----- Given records
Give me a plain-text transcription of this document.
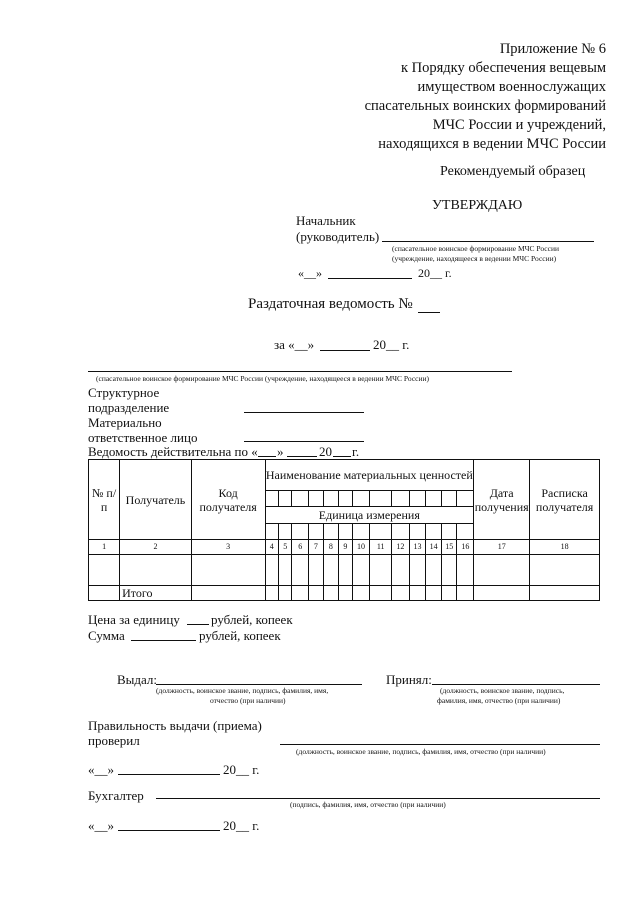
Приложение № 6
к Порядку обеспечения вещевым
имуществом военнослужащих
спасательных воинских формирований
МЧС России и учреждений,
находящихся в ведении МЧС России
Рекомендуемый образец
УТВЕРЖДАЮ
Начальник
(руководитель)
(спасательное воинское формирование МЧС России
(учреждение, находящееся в ведении МЧС России)
«__»	20__ г.
Раздаточная ведомость №
за «__»	20__ г.
(спасательное воинское формирование МЧС России (учреждение, находящееся в ведении МЧС России)
Структурное
подразделение
Материально
ответственное лицо
Ведомость действительна по « »	20 г.
№ п/п	Получатель	Код получателя	Наименование материальных ценностей													Дата получения	Расписка получателя

			Единица измерения														

1	2	3	4	5	6	7	8	9	10	11	12	13	14	15	16	17	18

	Итого																
Цена за единицу рублей, копеек
Сумма	рублей, копеек
Выдал:
(должность, воинское звание, подпись, фамилия, имя,
отчество (при наличии)
Принял:
(должность, воинское звание, подпись,
фамилия, имя, отчество (при наличии)
Правильность выдачи (приема)
проверил
(должность, воинское звание, подпись, фамилия, имя, отчество (при наличии)
«__»	20__ г.
Бухгалтер
(подпись, фамилия, имя, отчество (при наличии)
«__»	20__ г.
----------
▸ Problem description
Lines from the records above that hold "учреждение" are the ones to list.

▸ The reply
(учреждение, находящееся в ведении МЧС России)
(спасательное воинское формирование МЧС России (учреждение, находящееся в ведении МЧС России)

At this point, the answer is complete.